● **TASK GOAL**: Extract all lines from the data beneath that include the word "image".

● **DATASET ROWS**:

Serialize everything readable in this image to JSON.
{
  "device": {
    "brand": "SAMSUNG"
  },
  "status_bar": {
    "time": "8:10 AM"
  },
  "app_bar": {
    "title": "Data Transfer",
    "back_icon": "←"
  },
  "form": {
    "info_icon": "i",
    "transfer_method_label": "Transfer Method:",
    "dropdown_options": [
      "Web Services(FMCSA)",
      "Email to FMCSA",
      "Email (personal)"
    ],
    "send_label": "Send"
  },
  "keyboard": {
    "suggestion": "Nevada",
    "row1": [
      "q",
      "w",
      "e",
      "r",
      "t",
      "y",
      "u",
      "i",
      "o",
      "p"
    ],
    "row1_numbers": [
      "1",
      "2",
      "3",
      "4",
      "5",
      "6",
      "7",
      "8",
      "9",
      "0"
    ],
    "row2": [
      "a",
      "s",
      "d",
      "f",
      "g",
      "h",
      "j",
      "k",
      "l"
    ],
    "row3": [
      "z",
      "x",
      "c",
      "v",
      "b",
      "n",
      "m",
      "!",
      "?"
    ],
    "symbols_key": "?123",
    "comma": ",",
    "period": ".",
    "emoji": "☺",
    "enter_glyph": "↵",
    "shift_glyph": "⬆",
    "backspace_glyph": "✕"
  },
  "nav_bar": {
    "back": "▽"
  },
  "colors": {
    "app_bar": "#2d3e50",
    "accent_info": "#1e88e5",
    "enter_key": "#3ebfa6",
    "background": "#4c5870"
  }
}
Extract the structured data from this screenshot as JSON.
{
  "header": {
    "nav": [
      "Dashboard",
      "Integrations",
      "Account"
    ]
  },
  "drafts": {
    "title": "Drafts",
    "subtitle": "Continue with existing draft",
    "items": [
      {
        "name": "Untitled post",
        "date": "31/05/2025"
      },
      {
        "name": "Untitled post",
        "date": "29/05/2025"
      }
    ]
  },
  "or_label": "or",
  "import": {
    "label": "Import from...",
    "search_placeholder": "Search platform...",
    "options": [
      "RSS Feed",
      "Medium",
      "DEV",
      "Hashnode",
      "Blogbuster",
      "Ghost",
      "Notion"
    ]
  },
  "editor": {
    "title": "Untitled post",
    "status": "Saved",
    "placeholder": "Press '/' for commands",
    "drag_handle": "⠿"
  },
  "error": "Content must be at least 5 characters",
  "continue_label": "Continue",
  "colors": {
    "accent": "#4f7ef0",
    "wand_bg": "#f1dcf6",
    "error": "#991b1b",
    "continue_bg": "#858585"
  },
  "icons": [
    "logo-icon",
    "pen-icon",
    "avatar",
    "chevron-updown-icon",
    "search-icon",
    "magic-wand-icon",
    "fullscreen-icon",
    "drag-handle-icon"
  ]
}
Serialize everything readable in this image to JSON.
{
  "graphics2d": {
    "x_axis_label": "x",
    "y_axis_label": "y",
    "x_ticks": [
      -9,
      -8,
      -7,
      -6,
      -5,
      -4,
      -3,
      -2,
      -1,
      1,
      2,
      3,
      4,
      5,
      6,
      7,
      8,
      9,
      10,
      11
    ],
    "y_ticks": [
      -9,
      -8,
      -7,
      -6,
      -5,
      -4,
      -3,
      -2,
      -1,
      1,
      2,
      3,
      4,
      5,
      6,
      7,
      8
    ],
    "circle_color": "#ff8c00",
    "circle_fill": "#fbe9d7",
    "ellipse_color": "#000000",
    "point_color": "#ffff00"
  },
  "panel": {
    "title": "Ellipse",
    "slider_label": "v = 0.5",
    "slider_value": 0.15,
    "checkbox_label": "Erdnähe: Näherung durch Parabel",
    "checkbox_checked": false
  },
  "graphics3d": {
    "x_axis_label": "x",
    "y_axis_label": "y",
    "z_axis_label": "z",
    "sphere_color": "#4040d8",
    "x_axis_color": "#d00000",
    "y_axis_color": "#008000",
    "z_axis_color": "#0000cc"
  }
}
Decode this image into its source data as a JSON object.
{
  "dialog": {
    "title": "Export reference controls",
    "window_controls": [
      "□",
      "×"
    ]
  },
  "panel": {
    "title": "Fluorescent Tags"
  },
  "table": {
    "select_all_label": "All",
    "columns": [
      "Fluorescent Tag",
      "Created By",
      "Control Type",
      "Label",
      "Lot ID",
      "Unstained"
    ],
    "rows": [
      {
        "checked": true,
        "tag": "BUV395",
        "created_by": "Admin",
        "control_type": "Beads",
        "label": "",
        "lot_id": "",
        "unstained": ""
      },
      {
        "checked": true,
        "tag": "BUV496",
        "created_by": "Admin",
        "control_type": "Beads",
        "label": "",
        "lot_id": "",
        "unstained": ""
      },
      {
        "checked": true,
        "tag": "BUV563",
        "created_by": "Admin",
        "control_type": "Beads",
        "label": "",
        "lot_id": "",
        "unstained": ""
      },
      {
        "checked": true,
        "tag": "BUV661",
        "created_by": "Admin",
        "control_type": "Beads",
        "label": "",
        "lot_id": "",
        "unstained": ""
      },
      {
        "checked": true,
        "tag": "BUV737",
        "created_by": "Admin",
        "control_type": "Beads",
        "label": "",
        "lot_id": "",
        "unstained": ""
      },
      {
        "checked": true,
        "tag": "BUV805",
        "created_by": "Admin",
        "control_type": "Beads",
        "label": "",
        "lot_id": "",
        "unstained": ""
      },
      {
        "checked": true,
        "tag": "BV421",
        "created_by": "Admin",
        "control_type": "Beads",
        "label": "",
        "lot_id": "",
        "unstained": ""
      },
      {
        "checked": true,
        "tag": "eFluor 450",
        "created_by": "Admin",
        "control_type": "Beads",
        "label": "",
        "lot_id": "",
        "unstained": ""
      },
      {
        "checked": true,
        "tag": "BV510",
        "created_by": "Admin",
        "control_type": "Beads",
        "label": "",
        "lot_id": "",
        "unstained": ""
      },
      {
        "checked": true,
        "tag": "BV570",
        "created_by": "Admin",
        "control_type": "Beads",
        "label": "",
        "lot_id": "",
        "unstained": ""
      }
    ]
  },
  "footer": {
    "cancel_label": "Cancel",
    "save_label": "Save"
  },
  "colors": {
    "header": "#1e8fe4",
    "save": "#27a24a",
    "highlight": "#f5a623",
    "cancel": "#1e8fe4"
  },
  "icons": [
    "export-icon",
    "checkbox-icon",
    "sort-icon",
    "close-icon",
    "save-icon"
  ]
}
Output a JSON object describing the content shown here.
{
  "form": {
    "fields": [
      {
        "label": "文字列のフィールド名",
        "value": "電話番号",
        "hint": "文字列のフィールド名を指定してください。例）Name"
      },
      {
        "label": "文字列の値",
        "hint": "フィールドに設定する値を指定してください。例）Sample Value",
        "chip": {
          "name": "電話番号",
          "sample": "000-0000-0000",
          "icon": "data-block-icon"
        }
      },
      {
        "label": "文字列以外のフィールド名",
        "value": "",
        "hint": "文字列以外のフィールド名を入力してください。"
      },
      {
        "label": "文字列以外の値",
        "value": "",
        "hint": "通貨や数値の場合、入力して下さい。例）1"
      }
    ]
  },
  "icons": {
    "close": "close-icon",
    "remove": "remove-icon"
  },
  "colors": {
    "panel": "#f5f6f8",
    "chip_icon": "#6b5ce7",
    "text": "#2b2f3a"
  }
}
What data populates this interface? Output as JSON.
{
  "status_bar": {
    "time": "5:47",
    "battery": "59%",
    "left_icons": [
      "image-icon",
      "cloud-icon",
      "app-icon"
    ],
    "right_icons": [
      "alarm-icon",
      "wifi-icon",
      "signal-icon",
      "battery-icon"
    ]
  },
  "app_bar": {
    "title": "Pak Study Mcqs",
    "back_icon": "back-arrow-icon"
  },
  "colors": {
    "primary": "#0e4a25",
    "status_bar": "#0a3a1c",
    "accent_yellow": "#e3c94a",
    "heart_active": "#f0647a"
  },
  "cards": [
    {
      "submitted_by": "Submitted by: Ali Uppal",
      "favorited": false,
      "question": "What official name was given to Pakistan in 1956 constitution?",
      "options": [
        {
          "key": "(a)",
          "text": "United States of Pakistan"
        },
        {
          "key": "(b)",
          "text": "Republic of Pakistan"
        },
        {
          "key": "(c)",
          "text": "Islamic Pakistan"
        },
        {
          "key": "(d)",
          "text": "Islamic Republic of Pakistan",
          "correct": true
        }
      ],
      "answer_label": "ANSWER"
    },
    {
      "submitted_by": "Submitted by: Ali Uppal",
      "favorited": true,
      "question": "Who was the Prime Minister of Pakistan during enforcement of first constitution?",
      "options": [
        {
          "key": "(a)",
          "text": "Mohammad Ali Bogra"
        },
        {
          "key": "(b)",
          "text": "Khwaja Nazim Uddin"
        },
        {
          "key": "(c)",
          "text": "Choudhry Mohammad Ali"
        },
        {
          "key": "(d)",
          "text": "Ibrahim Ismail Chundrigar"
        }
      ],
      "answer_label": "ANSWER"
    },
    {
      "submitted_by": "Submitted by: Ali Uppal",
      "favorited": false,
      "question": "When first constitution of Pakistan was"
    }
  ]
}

● **CORRECT OUTPUT**:
Serialize everything readable in this image to JSON.
Serialize everything readable in this image to JSON.
Decode this image into its source data as a JSON object.
      "image-icon",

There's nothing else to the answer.